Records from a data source

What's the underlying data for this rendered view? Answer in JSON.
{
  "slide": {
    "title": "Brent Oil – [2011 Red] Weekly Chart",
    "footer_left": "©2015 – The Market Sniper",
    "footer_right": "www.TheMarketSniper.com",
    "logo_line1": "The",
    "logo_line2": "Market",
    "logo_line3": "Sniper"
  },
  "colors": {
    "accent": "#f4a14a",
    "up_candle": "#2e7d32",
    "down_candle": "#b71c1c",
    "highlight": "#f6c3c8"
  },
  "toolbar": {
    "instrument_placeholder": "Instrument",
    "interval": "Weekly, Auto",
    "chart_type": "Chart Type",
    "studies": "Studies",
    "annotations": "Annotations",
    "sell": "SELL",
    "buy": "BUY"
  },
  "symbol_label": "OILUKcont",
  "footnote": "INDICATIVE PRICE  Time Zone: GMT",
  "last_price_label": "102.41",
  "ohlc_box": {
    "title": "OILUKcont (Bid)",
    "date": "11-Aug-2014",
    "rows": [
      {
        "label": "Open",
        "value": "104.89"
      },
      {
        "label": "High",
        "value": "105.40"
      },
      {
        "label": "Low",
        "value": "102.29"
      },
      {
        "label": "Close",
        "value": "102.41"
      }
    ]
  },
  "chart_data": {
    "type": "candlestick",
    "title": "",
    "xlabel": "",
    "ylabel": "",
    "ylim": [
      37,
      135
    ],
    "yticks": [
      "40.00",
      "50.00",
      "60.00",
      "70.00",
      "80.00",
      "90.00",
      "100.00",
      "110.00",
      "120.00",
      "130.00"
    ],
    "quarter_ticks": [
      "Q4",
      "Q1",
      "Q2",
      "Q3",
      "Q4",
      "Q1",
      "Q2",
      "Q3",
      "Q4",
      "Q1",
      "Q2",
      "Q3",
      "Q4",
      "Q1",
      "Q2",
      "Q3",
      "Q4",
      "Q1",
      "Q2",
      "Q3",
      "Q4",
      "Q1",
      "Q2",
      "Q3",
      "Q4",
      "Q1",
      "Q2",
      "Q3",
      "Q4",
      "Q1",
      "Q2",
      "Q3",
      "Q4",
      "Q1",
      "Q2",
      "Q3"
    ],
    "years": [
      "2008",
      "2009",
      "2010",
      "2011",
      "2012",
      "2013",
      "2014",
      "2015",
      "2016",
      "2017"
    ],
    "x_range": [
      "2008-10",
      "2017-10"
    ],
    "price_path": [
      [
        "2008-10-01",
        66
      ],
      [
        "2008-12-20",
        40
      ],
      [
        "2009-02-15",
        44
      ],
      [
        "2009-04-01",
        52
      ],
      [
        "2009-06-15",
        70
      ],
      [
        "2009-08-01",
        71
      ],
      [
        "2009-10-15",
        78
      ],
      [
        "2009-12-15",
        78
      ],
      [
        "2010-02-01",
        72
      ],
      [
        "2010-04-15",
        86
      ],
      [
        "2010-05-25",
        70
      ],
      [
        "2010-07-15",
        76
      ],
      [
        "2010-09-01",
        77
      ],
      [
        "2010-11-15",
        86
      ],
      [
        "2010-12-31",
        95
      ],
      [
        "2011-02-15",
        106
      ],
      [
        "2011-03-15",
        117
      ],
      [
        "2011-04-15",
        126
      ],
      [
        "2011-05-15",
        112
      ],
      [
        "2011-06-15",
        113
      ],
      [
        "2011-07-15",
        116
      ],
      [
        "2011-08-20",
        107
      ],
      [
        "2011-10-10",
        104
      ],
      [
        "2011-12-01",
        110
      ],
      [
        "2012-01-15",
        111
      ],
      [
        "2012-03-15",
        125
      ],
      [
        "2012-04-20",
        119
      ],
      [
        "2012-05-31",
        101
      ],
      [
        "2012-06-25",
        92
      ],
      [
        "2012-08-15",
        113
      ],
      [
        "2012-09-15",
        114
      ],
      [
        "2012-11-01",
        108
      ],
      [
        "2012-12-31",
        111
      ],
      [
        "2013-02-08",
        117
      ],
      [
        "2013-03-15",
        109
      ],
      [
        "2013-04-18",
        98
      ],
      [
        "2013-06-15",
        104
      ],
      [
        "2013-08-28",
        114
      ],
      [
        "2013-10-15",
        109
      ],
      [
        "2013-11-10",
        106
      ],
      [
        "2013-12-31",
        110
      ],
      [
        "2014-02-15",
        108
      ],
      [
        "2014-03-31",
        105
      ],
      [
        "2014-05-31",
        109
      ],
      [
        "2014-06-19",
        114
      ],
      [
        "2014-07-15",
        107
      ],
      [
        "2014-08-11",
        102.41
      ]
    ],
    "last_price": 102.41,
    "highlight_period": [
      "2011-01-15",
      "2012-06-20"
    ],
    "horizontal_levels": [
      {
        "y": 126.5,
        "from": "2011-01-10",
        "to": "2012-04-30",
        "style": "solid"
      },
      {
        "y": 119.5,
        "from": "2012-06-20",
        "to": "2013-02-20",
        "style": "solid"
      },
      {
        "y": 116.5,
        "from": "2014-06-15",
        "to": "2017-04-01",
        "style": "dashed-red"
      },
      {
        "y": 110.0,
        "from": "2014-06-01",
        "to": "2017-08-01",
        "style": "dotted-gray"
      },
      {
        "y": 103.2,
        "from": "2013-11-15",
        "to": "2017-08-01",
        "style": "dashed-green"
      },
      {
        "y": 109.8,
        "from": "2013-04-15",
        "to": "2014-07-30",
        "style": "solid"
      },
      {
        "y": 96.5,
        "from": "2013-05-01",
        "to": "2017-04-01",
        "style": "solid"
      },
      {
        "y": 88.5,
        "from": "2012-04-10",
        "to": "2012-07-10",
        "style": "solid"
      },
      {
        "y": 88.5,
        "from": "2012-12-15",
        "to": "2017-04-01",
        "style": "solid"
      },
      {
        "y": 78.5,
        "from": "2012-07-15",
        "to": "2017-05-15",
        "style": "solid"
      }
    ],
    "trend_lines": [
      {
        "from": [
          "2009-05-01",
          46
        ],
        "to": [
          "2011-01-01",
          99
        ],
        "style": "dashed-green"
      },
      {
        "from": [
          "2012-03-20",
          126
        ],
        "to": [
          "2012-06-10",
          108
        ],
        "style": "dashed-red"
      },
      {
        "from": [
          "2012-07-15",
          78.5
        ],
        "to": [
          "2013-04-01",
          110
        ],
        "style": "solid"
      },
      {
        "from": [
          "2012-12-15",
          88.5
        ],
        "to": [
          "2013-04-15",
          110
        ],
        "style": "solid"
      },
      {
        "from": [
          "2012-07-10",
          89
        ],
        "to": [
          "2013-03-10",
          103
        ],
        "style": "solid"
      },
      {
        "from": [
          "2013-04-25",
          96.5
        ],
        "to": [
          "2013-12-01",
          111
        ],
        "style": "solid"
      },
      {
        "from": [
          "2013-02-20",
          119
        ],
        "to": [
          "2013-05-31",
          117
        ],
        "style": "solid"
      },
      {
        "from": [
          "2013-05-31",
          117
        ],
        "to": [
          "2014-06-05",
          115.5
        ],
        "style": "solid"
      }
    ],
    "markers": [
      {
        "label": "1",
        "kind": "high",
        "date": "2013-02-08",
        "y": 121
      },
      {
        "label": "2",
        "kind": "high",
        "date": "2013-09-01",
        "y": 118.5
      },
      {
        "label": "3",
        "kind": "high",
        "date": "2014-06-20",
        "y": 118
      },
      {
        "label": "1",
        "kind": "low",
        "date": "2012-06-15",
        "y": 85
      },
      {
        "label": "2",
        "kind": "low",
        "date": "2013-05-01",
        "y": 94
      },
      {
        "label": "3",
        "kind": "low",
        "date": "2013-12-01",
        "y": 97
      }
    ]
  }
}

## [Stated exercise]
Extract all the material, leaving every line as it is.

## [Finished task]
What's the underlying data for this rendered view? Answer in JSON.
{
  "slide": {
    "title": "Brent Oil – [2011 Red] Weekly Chart",
    "footer_left": "©2015 – The Market Sniper",
    "footer_right": "www.TheMarketSniper.com",
    "logo_line1": "The",
    "logo_line2": "Market",
    "logo_line3": "Sniper"
  },
  "colors": {
    "accent": "#f4a14a",
    "up_candle": "#2e7d32",
    "down_candle": "#b71c1c",
    "highlight": "#f6c3c8"
  },
  "toolbar": {
    "instrument_placeholder": "Instrument",
    "interval": "Weekly, Auto",
    "chart_type": "Chart Type",
    "studies": "Studies",
    "annotations": "Annotations",
    "sell": "SELL",
    "buy": "BUY"
  },
  "symbol_label": "OILUKcont",
  "footnote": "INDICATIVE PRICE  Time Zone: GMT",
  "last_price_label": "102.41",
  "ohlc_box": {
    "title": "OILUKcont (Bid)",
    "date": "11-Aug-2014",
    "rows": [
      {
        "label": "Open",
        "value": "104.89"
      },
      {
        "label": "High",
        "value": "105.40"
      },
      {
        "label": "Low",
        "value": "102.29"
      },
      {
        "label": "Close",
        "value": "102.41"
      }
    ]
  },
  "chart_data": {
    "type": "candlestick",
    "title": "",
    "xlabel": "",
    "ylabel": "",
    "ylim": [
      37,
      135
    ],
    "yticks": [
      "40.00",
      "50.00",
      "60.00",
      "70.00",
      "80.00",
      "90.00",
      "100.00",
      "110.00",
      "120.00",
      "130.00"
    ],
    "quarter_ticks": [
      "Q4",
      "Q1",
      "Q2",
      "Q3",
      "Q4",
      "Q1",
      "Q2",
      "Q3",
      "Q4",
      "Q1",
      "Q2",
      "Q3",
      "Q4",
      "Q1",
      "Q2",
      "Q3",
      "Q4",
      "Q1",
      "Q2",
      "Q3",
      "Q4",
      "Q1",
      "Q2",
      "Q3",
      "Q4",
      "Q1",
      "Q2",
      "Q3",
      "Q4",
      "Q1",
      "Q2",
      "Q3",
      "Q4",
      "Q1",
      "Q2",
      "Q3"
    ],
    "years": [
      "2008",
      "2009",
      "2010",
      "2011",
      "2012",
      "2013",
      "2014",
      "2015",
      "2016",
      "2017"
    ],
    "x_range": [
      "2008-10",
      "2017-10"
    ],
    "price_path": [
      [
        "2008-10-01",
        66
      ],
      [
        "2008-12-20",
        40
      ],
      [
        "2009-02-15",
        44
      ],
      [
        "2009-04-01",
        52
      ],
      [
        "2009-06-15",
        70
      ],
      [
        "2009-08-01",
        71
      ],
      [
        "2009-10-15",
        78
      ],
      [
        "2009-12-15",
        78
      ],
      [
        "2010-02-01",
        72
      ],
      [
        "2010-04-15",
        86
      ],
      [
        "2010-05-25",
        70
      ],
      [
        "2010-07-15",
        76
      ],
      [
        "2010-09-01",
        77
      ],
      [
        "2010-11-15",
        86
      ],
      [
        "2010-12-31",
        95
      ],
      [
        "2011-02-15",
        106
      ],
      [
        "2011-03-15",
        117
      ],
      [
        "2011-04-15",
        126
      ],
      [
        "2011-05-15",
        112
      ],
      [
        "2011-06-15",
        113
      ],
      [
        "2011-07-15",
        116
      ],
      [
        "2011-08-20",
        107
      ],
      [
        "2011-10-10",
        104
      ],
      [
        "2011-12-01",
        110
      ],
      [
        "2012-01-15",
        111
      ],
      [
        "2012-03-15",
        125
      ],
      [
        "2012-04-20",
        119
      ],
      [
        "2012-05-31",
        101
      ],
      [
        "2012-06-25",
        92
      ],
      [
        "2012-08-15",
        113
      ],
      [
        "2012-09-15",
        114
      ],
      [
        "2012-11-01",
        108
      ],
      [
        "2012-12-31",
        111
      ],
      [
        "2013-02-08",
        117
      ],
      [
        "2013-03-15",
        109
      ],
      [
        "2013-04-18",
        98
      ],
      [
        "2013-06-15",
        104
      ],
      [
        "2013-08-28",
        114
      ],
      [
        "2013-10-15",
        109
      ],
      [
        "2013-11-10",
        106
      ],
      [
        "2013-12-31",
        110
      ],
      [
        "2014-02-15",
        108
      ],
      [
        "2014-03-31",
        105
      ],
      [
        "2014-05-31",
        109
      ],
      [
        "2014-06-19",
        114
      ],
      [
        "2014-07-15",
        107
      ],
      [
        "2014-08-11",
        102.41
      ]
    ],
    "last_price": 102.41,
    "highlight_period": [
      "2011-01-15",
      "2012-06-20"
    ],
    "horizontal_levels": [
      {
        "y": 126.5,
        "from": "2011-01-10",
        "to": "2012-04-30",
        "style": "solid"
      },
      {
        "y": 119.5,
        "from": "2012-06-20",
        "to": "2013-02-20",
        "style": "solid"
      },
      {
        "y": 116.5,
        "from": "2014-06-15",
        "to": "2017-04-01",
        "style": "dashed-red"
      },
      {
        "y": 110.0,
        "from": "2014-06-01",
        "to": "2017-08-01",
        "style": "dotted-gray"
      },
      {
        "y": 103.2,
        "from": "2013-11-15",
        "to": "2017-08-01",
        "style": "dashed-green"
      },
      {
        "y": 109.8,
        "from": "2013-04-15",
        "to": "2014-07-30",
        "style": "solid"
      },
      {
        "y": 96.5,
        "from": "2013-05-01",
        "to": "2017-04-01",
        "style": "solid"
      },
      {
        "y": 88.5,
        "from": "2012-04-10",
        "to": "2012-07-10",
        "style": "solid"
      },
      {
        "y": 88.5,
        "from": "2012-12-15",
        "to": "2017-04-01",
        "style": "solid"
      },
      {
        "y": 78.5,
        "from": "2012-07-15",
        "to": "2017-05-15",
        "style": "solid"
      }
    ],
    "trend_lines": [
      {
        "from": [
          "2009-05-01",
          46
        ],
        "to": [
          "2011-01-01",
          99
        ],
        "style": "dashed-green"
      },
      {
        "from": [
          "2012-03-20",
          126
        ],
        "to": [
          "2012-06-10",
          108
        ],
        "style": "dashed-red"
      },
      {
        "from": [
          "2012-07-15",
          78.5
        ],
        "to": [
          "2013-04-01",
          110
        ],
        "style": "solid"
      },
      {
        "from": [
          "2012-12-15",
          88.5
        ],
        "to": [
          "2013-04-15",
          110
        ],
        "style": "solid"
      },
      {
        "from": [
          "2012-07-10",
          89
        ],
        "to": [
          "2013-03-10",
          103
        ],
        "style": "solid"
      },
      {
        "from": [
          "2013-04-25",
          96.5
        ],
        "to": [
          "2013-12-01",
          111
        ],
        "style": "solid"
      },
      {
        "from": [
          "2013-02-20",
          119
        ],
        "to": [
          "2013-05-31",
          117
        ],
        "style": "solid"
      },
      {
        "from": [
          "2013-05-31",
          117
        ],
        "to": [
          "2014-06-05",
          115.5
        ],
        "style": "solid"
      }
    ],
    "markers": [
      {
        "label": "1",
        "kind": "high",
        "date": "2013-02-08",
        "y": 121
      },
      {
        "label": "2",
        "kind": "high",
        "date": "2013-09-01",
        "y": 118.5
      },
      {
        "label": "3",
        "kind": "high",
        "date": "2014-06-20",
        "y": 118
      },
      {
        "label": "1",
        "kind": "low",
        "date": "2012-06-15",
        "y": 85
      },
      {
        "label": "2",
        "kind": "low",
        "date": "2013-05-01",
        "y": 94
      },
      {
        "label": "3",
        "kind": "low",
        "date": "2013-12-01",
        "y": 97
      }
    ]
  }
}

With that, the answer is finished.